Work required:
Beginning with the line where "Transcribe the text in this document." appears, restate the lines word for word through the last one in the listing.

(Data records)
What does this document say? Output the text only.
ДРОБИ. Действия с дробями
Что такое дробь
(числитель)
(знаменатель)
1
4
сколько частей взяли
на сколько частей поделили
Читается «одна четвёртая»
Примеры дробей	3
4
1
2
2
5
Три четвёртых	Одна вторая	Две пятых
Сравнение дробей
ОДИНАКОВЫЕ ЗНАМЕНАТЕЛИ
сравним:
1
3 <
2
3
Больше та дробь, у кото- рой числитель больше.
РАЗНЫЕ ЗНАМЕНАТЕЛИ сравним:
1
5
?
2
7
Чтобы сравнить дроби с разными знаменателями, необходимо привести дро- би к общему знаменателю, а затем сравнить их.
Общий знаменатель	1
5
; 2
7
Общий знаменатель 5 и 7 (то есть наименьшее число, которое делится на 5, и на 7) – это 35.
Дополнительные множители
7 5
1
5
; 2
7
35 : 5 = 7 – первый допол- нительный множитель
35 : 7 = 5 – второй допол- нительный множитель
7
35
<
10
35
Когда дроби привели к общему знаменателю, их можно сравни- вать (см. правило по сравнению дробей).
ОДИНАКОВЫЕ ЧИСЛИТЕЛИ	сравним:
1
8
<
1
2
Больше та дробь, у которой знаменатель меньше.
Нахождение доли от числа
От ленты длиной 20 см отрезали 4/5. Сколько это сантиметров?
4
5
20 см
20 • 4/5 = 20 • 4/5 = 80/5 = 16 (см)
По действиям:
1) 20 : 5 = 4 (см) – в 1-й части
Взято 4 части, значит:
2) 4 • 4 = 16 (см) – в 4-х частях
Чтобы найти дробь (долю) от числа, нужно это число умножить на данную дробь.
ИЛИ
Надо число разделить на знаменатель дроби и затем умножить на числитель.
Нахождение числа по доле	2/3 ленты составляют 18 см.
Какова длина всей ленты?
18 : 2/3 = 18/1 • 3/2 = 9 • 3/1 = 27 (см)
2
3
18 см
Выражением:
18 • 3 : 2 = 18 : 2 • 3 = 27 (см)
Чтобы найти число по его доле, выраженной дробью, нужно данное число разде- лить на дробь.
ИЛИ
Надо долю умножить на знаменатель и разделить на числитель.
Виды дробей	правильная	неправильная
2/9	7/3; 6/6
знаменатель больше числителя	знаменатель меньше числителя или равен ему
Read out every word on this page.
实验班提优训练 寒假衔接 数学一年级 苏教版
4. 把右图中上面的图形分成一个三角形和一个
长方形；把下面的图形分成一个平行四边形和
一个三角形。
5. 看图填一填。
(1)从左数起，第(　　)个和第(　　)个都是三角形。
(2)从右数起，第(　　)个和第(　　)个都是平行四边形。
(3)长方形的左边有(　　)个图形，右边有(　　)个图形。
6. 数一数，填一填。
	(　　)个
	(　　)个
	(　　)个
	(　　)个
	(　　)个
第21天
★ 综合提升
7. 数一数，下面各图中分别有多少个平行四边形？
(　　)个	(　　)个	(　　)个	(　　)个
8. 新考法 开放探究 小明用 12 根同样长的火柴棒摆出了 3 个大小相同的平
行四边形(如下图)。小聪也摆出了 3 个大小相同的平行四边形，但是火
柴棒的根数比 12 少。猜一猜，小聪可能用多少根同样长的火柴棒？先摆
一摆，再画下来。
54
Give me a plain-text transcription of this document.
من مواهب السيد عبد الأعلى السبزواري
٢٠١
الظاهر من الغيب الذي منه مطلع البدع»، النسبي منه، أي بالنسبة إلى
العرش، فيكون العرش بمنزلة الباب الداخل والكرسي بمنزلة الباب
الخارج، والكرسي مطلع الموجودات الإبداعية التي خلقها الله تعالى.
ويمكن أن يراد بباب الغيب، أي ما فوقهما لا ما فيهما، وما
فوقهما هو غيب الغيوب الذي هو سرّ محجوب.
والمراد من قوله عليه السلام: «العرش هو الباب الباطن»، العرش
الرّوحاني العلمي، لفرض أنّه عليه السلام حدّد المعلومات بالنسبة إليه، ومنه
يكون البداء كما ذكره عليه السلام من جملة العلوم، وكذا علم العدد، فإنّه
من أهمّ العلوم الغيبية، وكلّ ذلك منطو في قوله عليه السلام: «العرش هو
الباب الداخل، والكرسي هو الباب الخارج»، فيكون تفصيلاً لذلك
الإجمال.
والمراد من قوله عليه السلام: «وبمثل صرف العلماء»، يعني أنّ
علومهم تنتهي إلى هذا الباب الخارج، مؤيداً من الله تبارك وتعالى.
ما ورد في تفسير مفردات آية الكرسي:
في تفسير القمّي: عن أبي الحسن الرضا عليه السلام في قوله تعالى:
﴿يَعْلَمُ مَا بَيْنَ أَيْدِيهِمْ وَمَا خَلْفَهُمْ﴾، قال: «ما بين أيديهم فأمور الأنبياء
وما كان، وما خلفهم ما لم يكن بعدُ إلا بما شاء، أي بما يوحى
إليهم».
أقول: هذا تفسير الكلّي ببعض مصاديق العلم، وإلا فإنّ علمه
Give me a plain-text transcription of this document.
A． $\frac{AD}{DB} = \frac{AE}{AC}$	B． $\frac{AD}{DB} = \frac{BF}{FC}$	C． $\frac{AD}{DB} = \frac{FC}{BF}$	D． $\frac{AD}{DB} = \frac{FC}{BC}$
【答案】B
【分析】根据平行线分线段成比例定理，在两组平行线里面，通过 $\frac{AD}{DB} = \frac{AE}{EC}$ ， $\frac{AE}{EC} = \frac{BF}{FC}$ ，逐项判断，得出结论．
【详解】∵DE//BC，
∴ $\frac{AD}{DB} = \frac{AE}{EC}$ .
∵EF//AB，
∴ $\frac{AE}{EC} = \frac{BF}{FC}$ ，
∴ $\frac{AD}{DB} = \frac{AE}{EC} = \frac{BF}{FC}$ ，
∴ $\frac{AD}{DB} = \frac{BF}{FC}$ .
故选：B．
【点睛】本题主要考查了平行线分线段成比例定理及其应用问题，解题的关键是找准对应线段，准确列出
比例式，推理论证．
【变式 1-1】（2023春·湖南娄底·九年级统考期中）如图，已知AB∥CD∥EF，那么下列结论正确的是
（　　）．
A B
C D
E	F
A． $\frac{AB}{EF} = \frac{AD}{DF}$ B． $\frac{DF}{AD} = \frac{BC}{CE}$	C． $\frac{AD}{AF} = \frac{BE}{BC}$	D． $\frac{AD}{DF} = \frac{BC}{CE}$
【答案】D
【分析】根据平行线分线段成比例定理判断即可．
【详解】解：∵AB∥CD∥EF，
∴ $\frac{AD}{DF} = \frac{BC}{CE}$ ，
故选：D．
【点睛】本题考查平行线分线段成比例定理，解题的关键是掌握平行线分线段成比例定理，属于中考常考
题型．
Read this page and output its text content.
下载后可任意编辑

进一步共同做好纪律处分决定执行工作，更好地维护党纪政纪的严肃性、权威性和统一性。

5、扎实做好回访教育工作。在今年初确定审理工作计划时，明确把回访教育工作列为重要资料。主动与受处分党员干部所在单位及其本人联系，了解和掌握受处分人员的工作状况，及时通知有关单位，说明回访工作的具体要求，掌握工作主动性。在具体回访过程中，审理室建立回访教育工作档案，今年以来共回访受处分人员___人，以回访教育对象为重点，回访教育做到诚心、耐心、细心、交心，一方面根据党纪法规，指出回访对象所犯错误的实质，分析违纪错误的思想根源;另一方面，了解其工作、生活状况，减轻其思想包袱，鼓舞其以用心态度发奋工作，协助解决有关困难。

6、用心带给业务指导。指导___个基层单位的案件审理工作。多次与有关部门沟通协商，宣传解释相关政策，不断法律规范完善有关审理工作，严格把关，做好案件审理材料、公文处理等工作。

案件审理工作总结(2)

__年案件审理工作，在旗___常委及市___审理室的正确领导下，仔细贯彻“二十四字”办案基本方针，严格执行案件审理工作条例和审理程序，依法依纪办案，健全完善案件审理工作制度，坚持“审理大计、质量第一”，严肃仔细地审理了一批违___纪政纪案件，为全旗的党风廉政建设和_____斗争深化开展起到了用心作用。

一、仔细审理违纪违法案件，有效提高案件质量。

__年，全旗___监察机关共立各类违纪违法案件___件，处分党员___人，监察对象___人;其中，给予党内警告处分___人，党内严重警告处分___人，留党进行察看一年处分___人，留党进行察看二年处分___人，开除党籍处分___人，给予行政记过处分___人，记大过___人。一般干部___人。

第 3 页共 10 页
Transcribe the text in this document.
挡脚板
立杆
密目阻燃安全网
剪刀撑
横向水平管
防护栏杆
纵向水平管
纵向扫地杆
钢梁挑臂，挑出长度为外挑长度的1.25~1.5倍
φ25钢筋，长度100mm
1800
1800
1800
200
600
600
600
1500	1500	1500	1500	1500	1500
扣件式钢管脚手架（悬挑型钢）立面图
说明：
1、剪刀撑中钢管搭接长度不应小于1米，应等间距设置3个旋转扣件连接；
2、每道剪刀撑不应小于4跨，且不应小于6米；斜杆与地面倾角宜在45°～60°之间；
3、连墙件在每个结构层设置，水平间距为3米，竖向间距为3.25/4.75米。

Written answer:
Transcribe the text in this document.
挡脚板
立杆
密目阻燃安全网
剪刀撑
横向水平管
防护栏杆
纵向水平管
纵向扫地杆
钢梁挑臂，挑出长度为外挑长度的1.25~1.5倍
φ25钢筋，长度100mm
1800
1800
1800
200
600
600
600
1500	1500	1500	1500	1500	1500
扣件式钢管脚手架（悬挑型钢）立面图
说明：
1、剪刀撑中钢管搭接长度不应小于1米，应等间距设置3个旋转扣件连接；
2、每道剪刀撑不应小于4跨，且不应小于6米；斜杆与地面倾角宜在45°～60°之间；
3、连墙件在每个结构层设置，水平间距为3米，竖向间距为3.25/4.75米。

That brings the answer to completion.